◆ TASK OBJECTIVE ◆
Write out the data again exactly, skipping every picture.

◆ GIVEN RECORDS ◆
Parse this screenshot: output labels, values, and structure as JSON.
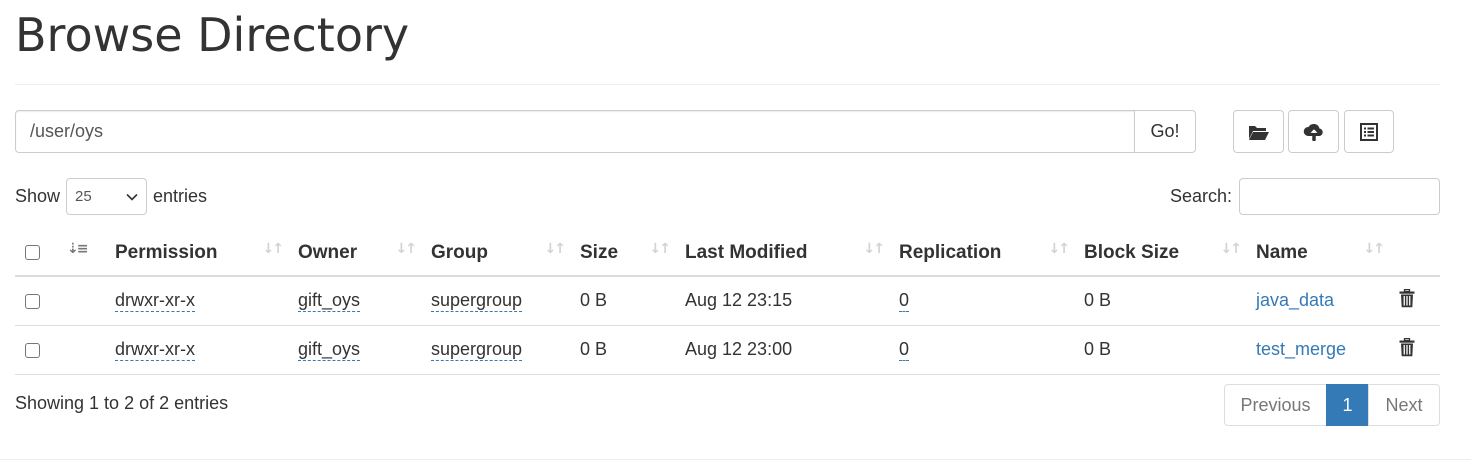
{
  "page": {
    "title": "Browse Directory"
  },
  "path_bar": {
    "value": "/user/oys",
    "go_label": "Go!"
  },
  "toolbar": {
    "icons": [
      "folder-open-icon",
      "cloud-upload-icon",
      "list-alt-icon"
    ]
  },
  "controls": {
    "show_label": "Show",
    "entries_value": "25",
    "entries_label": "entries",
    "search_label": "Search:",
    "search_value": ""
  },
  "table": {
    "columns": [
      "Permission",
      "Owner",
      "Group",
      "Size",
      "Last Modified",
      "Replication",
      "Block Size",
      "Name"
    ],
    "rows": [
      {
        "permission": "drwxr-xr-x",
        "owner": "gift_oys",
        "group": "supergroup",
        "size": "0 B",
        "modified": "Aug 12 23:15",
        "replication": "0",
        "block_size": "0 B",
        "name": "java_data"
      },
      {
        "permission": "drwxr-xr-x",
        "owner": "gift_oys",
        "group": "supergroup",
        "size": "0 B",
        "modified": "Aug 12 23:00",
        "replication": "0",
        "block_size": "0 B",
        "name": "test_merge"
      }
    ]
  },
  "footer": {
    "info": "Showing 1 to 2 of 2 entries",
    "previous": "Previous",
    "current_page": "1",
    "next": "Next"
  },
  "colors": {
    "link": "#337ab7",
    "active_page": "#337ab7"
  }
}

◆ PROBLEM SOLUTION ◆
Parse this screenshot: output labels, values, and structure as JSON.
{
  "page": {
    "title": "Browse Directory"
  },
  "path_bar": {
    "value": "/user/oys",
    "go_label": "Go!"
  },
  "toolbar": {
    "icons": [
      "folder-open-icon",
      "cloud-upload-icon",
      "list-alt-icon"
    ]
  },
  "controls": {
    "show_label": "Show",
    "entries_value": "25",
    "entries_label": "entries",
    "search_label": "Search:",
    "search_value": ""
  },
  "table": {
    "columns": [
      "Permission",
      "Owner",
      "Group",
      "Size",
      "Last Modified",
      "Replication",
      "Block Size",
      "Name"
    ],
    "rows": [
      {
        "permission": "drwxr-xr-x",
        "owner": "gift_oys",
        "group": "supergroup",
        "size": "0 B",
        "modified": "Aug 12 23:15",
        "replication": "0",
        "block_size": "0 B",
        "name": "java_data"
      },
      {
        "permission": "drwxr-xr-x",
        "owner": "gift_oys",
        "group": "supergroup",
        "size": "0 B",
        "modified": "Aug 12 23:00",
        "replication": "0",
        "block_size": "0 B",
        "name": "test_merge"
      }
    ]
  },
  "footer": {
    "info": "Showing 1 to 2 of 2 entries",
    "previous": "Previous",
    "current_page": "1",
    "next": "Next"
  },
  "colors": {
    "link": "#337ab7",
    "active_page": "#337ab7"
  }
}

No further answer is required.